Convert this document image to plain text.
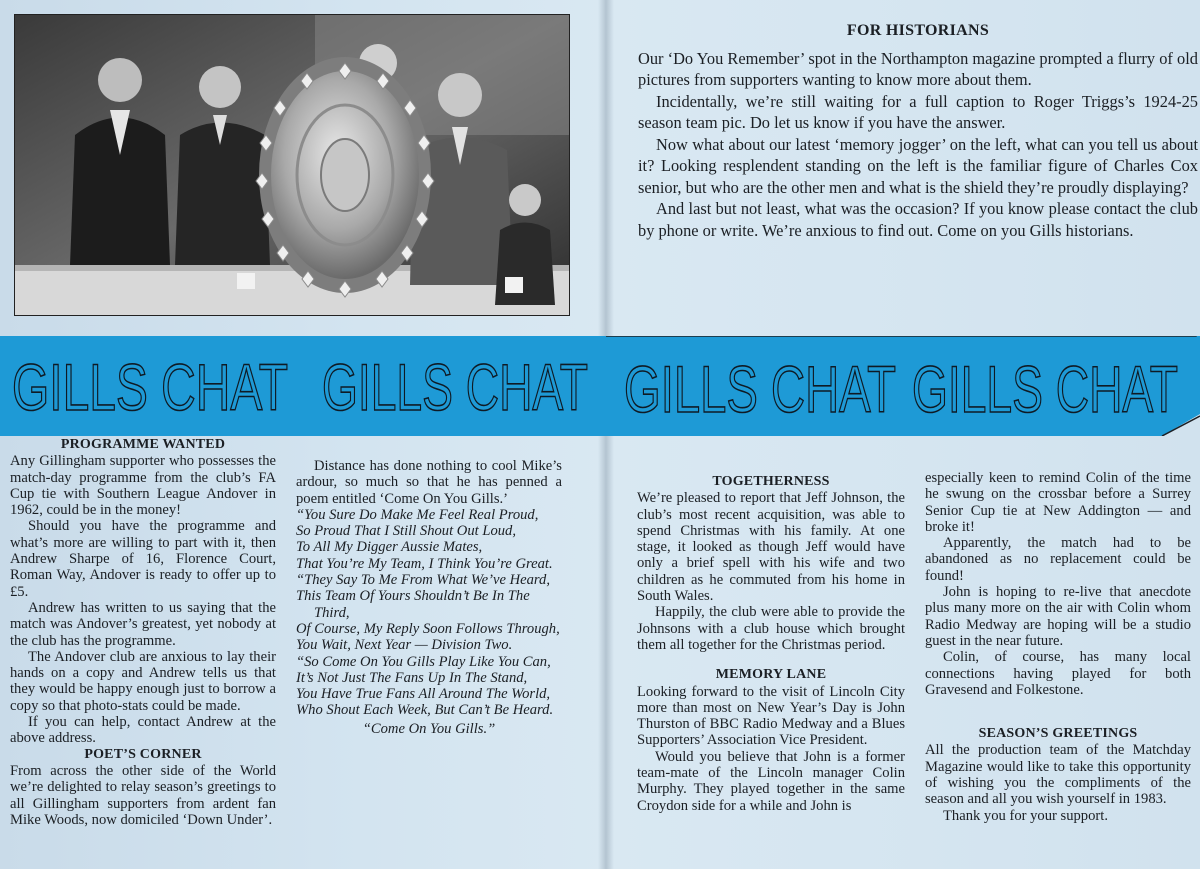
FOR HISTORIANS

Our ‘Do You Remember’ spot in the Northampton magazine prompted a flurry of old pictures from supporters wanting to know more about them.

Incidentally, we’re still waiting for a full caption to Roger Triggs’s 1924-25 season team pic. Do let us know if you have the answer.

Now what about our latest ‘memory jogger’ on the left, what can you tell us about it? Looking resplendent standing on the left is the familiar figure of Charles Cox senior, but who are the other men and what is the shield they’re proudly displaying?

And last but not least, what was the occasion? If you know please contact the club by phone or write. We’re anxious to find out. Come on you Gills historians.

GILLS CHAT GILLS CHAT GILLS CHAT GILLS CHAT
PROGRAMME WANTED

Any Gillingham supporter who possesses the match-day programme from the club’s FA Cup tie with Southern League Andover in 1962, could be in the money!

Should you have the programme and what’s more are willing to part with it, then Andrew Sharpe of 16, Florence Court, Roman Way, Andover is ready to offer up to £5.

Andrew has written to us saying that the match was Andover’s greatest, yet nobody at the club has the programme.

The Andover club are anxious to lay their hands on a copy and Andrew tells us that they would be happy enough just to borrow a copy so that photo-stats could be made.

If you can help, contact Andrew at the above address.

POET’S CORNER

From across the other side of the World we’re delighted to relay season’s greetings to all Gillingham supporters from ardent fan Mike Woods, now domiciled ‘Down Under’.

Distance has done nothing to cool Mike’s ardour, so much so that he has penned a poem entitled ‘Come On You Gills.’

“You Sure Do Make Me Feel Real Proud,

So Proud That I Still Shout Out Loud,

To All My Digger Aussie Mates,

That You’re My Team, I Think You’re Great.

“They Say To Me From What We’ve Heard,

This Team Of Yours Shouldn’t Be In The Third,

Of Course, My Reply Soon Follows Through,

You Wait, Next Year — Division Two.

“So Come On You Gills Play Like You Can,

It’s Not Just The Fans Up In The Stand,

You Have True Fans All Around The World,

Who Shout Each Week, But Can’t Be Heard.

“Come On You Gills.”

TOGETHERNESS

We’re pleased to report that Jeff Johnson, the club’s most recent acquisition, was able to spend Christmas with his family. At one stage, it looked as though Jeff would have only a brief spell with his wife and two children as he commuted from his home in South Wales.

Happily, the club were able to provide the Johnsons with a club house which brought them all together for the Christmas period.

MEMORY LANE

Looking forward to the visit of Lincoln City more than most on New Year’s Day is John Thurston of BBC Radio Medway and a Blues Supporters’ Association Vice President.

Would you believe that John is a former team-mate of the Lincoln manager Colin Murphy. They played together in the same Croydon side for a while and John is

especially keen to remind Colin of the time he swung on the crossbar before a Surrey Senior Cup tie at New Addington — and broke it!

Apparently, the match had to be abandoned as no replacement could be found!

John is hoping to re-live that anecdote plus many more on the air with Colin whom Radio Medway are hoping will be a studio guest in the near future.

Colin, of course, has many local connections having played for both Gravesend and Folkestone.

SEASON’S GREETINGS

All the production team of the Matchday Magazine would like to take this opportunity of wishing you the compliments of the season and all you wish yourself in 1983.

Thank you for your support.
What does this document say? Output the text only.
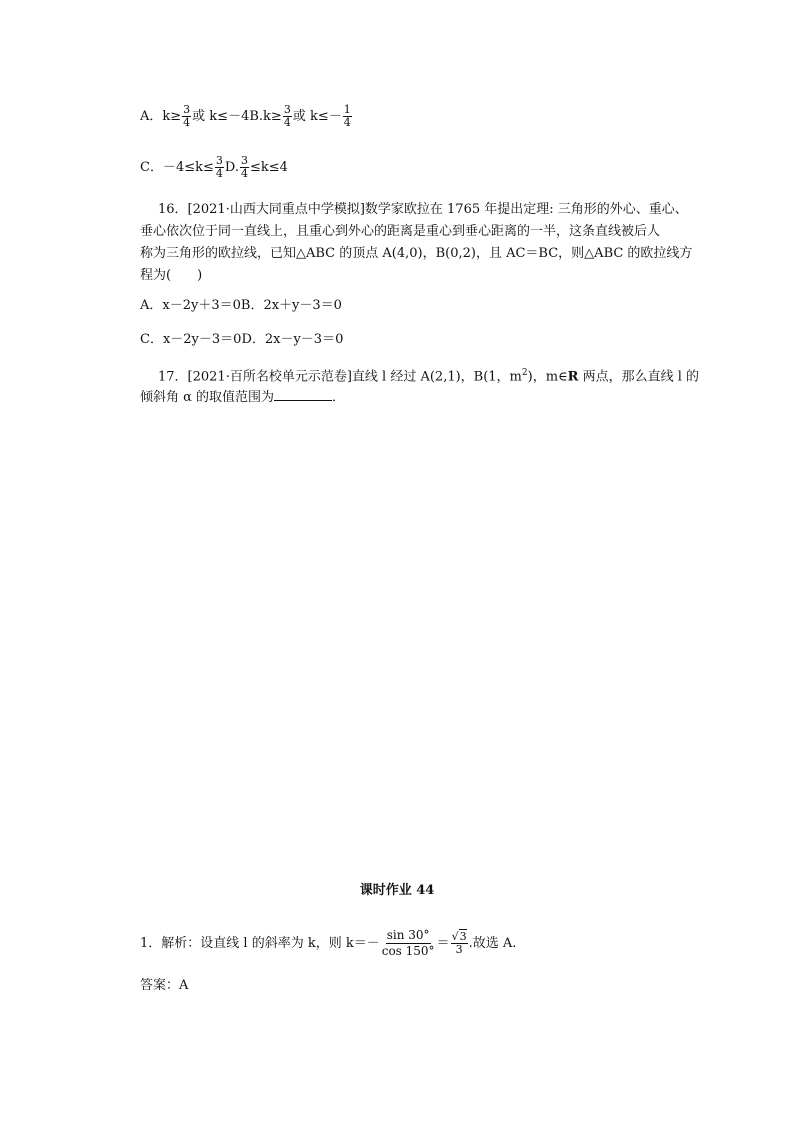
A．$k\ge \frac{3}{4}$ 或 $k\le-4B.k\ge \frac{3}{4}$ 或 $k\le- \frac{1}{4}$
C．$-4\le k\le \frac{3}{4} D$. $\frac{3}{4} \le k\le 4$
16．[2021·山西大同重点中学模拟]数学家欧拉在 1765 年提出定理: 三角形的外心、重心、
垂心依次位于同一直线上，且重心到外心的距离是重心到垂心距离的一半，这条直线被后人
称为三角形的欧拉线，已知△ABC 的顶点 A(4,0)，B(0,2)，且 AC＝BC，则△ABC 的欧拉线方
程为(　　)
A．x－2y＋3＝0B．2x＋y－3＝0
C．x－2y－3＝0D．2x－y－3＝0
17．[2021·百所名校单元示范卷]直线 l 经过 A(2,1)，B(1，$m^2$)，m∈R 两点，那么直线 l 的
倾斜角 α 的取值范围为	．
课时作业 44
1．解析：设直线 l 的斜率为 k，则 $k=- \frac{\sin 30^\circ}{\cos 150^\circ} = \frac{√3}{3}$ .故选 A.
答案：A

_ _ _ _ _ _ _

WHAT NEEDS TO BE DONE: From the data, pick out every line that includes "World".

EXERCISE ANSWER:
From across the other side of the World we’re delighted to relay season’s greetings to all Gillingham supporters from ardent fan Mike Woods, now domiciled ‘Down Under’.
You Have True Fans All Around The World,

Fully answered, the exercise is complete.